#### GOAL
Examine each line of the data. Copy those that contain the string "Worksheet".

#### THE RECORDS
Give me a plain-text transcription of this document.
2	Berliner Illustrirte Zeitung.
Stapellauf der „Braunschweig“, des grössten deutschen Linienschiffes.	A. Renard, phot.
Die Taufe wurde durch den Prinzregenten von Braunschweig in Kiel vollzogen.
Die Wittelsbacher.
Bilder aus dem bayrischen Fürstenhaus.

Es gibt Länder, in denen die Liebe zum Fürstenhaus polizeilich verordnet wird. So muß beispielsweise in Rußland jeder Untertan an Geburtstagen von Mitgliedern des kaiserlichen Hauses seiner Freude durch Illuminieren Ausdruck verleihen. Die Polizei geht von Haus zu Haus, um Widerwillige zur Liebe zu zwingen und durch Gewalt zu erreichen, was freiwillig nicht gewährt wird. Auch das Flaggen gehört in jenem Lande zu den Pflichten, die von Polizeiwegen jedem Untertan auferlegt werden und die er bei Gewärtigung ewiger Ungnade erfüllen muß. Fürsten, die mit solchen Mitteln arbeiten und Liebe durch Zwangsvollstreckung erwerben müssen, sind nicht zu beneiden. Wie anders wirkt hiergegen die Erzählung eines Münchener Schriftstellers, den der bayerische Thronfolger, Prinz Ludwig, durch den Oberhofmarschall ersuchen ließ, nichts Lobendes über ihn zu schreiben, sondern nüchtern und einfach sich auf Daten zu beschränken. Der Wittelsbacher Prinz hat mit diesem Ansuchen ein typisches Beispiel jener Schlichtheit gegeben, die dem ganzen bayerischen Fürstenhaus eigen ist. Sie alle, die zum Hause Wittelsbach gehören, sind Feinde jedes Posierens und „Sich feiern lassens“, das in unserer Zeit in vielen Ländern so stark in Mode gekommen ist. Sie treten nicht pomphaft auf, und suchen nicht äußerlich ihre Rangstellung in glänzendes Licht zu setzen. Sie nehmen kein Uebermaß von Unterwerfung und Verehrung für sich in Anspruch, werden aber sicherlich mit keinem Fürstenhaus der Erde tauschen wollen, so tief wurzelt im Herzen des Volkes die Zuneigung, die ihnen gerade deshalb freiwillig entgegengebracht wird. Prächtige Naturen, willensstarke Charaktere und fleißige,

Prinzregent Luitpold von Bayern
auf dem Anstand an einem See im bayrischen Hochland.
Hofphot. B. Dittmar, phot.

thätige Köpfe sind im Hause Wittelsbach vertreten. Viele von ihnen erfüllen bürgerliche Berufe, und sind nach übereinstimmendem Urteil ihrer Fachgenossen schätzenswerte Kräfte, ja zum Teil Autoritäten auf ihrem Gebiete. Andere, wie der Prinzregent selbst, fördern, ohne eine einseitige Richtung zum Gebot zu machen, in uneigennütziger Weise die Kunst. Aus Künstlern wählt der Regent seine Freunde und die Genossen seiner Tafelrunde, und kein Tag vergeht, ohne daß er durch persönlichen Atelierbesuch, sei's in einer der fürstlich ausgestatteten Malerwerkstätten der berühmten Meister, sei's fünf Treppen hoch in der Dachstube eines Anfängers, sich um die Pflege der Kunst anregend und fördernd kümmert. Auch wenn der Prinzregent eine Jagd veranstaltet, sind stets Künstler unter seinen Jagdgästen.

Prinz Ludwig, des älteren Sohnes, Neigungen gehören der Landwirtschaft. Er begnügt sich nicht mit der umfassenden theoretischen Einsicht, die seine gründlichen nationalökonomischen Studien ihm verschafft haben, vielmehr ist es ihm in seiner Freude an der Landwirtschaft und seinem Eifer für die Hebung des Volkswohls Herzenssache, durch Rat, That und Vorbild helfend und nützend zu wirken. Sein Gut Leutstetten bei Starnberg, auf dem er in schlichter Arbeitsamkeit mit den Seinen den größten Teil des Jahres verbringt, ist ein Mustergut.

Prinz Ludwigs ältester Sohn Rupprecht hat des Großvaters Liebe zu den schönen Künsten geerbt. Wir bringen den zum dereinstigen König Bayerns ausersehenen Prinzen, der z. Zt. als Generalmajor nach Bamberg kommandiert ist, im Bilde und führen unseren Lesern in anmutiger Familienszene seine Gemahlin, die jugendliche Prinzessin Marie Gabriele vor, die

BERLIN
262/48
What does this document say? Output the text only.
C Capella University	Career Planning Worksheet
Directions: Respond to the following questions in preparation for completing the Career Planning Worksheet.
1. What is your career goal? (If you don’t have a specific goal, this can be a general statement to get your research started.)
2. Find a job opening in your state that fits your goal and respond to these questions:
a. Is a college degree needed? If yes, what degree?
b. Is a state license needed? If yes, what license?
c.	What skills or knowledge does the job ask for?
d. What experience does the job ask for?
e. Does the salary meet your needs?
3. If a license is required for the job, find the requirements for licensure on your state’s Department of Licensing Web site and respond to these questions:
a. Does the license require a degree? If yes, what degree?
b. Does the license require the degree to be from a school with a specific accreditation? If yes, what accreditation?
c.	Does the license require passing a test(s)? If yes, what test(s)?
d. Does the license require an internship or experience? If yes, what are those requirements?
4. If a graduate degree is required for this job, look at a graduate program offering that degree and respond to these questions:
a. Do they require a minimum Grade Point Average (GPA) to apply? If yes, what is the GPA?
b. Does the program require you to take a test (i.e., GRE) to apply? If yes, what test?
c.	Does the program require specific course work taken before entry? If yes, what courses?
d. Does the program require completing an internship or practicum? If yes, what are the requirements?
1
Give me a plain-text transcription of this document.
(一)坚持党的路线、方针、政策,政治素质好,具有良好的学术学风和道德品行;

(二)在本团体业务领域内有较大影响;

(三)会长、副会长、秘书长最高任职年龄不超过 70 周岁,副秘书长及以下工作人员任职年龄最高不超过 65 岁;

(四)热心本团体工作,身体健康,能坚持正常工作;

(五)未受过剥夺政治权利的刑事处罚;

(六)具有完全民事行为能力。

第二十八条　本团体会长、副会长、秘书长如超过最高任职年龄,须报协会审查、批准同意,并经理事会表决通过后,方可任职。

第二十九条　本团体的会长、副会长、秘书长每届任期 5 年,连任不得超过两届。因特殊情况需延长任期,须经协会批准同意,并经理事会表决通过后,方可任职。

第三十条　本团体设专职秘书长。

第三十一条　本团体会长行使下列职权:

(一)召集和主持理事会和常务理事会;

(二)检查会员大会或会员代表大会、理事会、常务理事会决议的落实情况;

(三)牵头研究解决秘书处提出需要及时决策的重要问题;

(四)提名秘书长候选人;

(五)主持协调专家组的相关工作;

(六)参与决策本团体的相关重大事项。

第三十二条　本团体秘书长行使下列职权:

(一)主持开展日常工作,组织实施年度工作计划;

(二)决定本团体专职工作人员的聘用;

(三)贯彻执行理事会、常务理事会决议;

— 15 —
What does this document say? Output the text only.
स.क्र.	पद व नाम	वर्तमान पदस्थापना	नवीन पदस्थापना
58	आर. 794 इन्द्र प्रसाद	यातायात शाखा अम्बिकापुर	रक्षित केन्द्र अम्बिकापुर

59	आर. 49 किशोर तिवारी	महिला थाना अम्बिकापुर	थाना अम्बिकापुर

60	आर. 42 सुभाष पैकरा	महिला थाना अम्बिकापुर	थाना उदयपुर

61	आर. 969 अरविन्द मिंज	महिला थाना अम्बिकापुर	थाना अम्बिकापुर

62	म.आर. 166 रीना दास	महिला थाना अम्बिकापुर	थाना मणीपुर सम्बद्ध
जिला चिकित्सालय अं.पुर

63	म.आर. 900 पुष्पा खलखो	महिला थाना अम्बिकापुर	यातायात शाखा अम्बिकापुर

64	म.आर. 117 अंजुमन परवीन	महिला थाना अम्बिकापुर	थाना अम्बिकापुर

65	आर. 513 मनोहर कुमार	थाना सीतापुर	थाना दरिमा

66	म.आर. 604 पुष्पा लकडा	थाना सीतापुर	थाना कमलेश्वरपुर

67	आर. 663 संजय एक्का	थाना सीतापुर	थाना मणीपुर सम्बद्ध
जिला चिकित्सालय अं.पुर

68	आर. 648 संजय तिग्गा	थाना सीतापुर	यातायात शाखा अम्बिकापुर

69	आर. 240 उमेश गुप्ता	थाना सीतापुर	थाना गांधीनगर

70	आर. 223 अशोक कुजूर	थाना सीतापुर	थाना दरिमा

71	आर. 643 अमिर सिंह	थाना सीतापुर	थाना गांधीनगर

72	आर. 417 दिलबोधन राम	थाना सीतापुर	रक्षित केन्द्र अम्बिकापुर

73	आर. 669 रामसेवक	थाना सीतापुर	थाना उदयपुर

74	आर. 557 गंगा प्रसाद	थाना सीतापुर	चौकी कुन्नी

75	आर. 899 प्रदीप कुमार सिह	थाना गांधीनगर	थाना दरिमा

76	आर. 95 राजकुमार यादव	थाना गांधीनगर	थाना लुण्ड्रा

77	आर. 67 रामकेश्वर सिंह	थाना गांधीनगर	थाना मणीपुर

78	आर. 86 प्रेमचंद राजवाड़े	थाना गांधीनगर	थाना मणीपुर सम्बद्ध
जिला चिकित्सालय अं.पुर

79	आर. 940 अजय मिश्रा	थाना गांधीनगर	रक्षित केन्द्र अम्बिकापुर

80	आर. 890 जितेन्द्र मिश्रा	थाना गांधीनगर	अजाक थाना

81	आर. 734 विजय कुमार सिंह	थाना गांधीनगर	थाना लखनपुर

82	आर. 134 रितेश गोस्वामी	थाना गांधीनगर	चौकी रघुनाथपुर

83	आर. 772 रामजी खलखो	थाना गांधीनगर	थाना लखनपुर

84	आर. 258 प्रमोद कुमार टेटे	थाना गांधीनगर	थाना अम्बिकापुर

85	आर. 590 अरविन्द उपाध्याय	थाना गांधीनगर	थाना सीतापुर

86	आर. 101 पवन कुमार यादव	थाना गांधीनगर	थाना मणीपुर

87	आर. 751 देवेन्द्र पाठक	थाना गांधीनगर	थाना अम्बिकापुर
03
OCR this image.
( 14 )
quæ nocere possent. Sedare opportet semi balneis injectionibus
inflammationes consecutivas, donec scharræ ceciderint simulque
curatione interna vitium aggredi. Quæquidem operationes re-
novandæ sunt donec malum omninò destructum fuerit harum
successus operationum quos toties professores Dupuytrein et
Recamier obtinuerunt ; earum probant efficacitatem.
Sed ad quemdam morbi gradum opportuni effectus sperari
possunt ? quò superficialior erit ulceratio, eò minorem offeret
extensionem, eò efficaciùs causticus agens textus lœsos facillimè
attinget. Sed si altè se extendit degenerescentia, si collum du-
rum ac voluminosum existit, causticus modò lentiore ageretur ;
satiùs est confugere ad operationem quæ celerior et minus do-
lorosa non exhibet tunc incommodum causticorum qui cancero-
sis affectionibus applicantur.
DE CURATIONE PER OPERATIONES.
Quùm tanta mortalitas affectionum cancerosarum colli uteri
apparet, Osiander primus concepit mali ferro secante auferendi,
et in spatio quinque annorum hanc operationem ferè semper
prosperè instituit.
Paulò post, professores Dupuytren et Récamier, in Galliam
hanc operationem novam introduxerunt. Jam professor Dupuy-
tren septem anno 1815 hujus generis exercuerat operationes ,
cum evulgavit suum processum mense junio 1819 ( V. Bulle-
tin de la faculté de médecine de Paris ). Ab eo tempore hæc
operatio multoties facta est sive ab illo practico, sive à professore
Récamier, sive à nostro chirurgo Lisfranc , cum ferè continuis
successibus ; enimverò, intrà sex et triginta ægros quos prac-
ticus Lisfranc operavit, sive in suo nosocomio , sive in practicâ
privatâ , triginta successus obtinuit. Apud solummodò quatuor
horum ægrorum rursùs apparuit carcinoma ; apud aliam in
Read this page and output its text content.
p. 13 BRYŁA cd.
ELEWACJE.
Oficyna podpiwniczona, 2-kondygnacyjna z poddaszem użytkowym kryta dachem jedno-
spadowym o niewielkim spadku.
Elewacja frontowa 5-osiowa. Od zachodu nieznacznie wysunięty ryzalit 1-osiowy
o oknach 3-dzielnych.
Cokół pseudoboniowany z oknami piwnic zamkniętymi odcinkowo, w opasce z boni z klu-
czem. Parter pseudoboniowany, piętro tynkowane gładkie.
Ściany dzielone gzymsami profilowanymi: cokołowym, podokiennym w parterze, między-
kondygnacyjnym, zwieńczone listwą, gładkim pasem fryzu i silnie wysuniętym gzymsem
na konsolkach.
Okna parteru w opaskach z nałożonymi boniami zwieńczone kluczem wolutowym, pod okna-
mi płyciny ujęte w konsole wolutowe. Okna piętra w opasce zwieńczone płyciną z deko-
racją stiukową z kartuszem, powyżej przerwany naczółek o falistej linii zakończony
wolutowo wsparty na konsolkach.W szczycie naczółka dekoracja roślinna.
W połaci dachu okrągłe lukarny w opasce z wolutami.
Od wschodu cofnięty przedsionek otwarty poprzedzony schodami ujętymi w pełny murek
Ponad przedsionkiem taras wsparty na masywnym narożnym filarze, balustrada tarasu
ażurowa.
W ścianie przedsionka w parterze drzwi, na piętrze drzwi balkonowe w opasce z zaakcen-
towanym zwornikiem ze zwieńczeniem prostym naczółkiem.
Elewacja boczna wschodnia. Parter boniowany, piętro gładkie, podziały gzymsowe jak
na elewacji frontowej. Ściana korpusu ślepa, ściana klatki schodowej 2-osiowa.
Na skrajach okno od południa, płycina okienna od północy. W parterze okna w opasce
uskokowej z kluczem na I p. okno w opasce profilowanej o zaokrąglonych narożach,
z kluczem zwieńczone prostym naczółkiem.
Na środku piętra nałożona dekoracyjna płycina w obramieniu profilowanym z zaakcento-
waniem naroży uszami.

#### REPLY
C Capella University	Career Planning Worksheet
Directions: Respond to the following questions in preparation for completing the Career Planning Worksheet.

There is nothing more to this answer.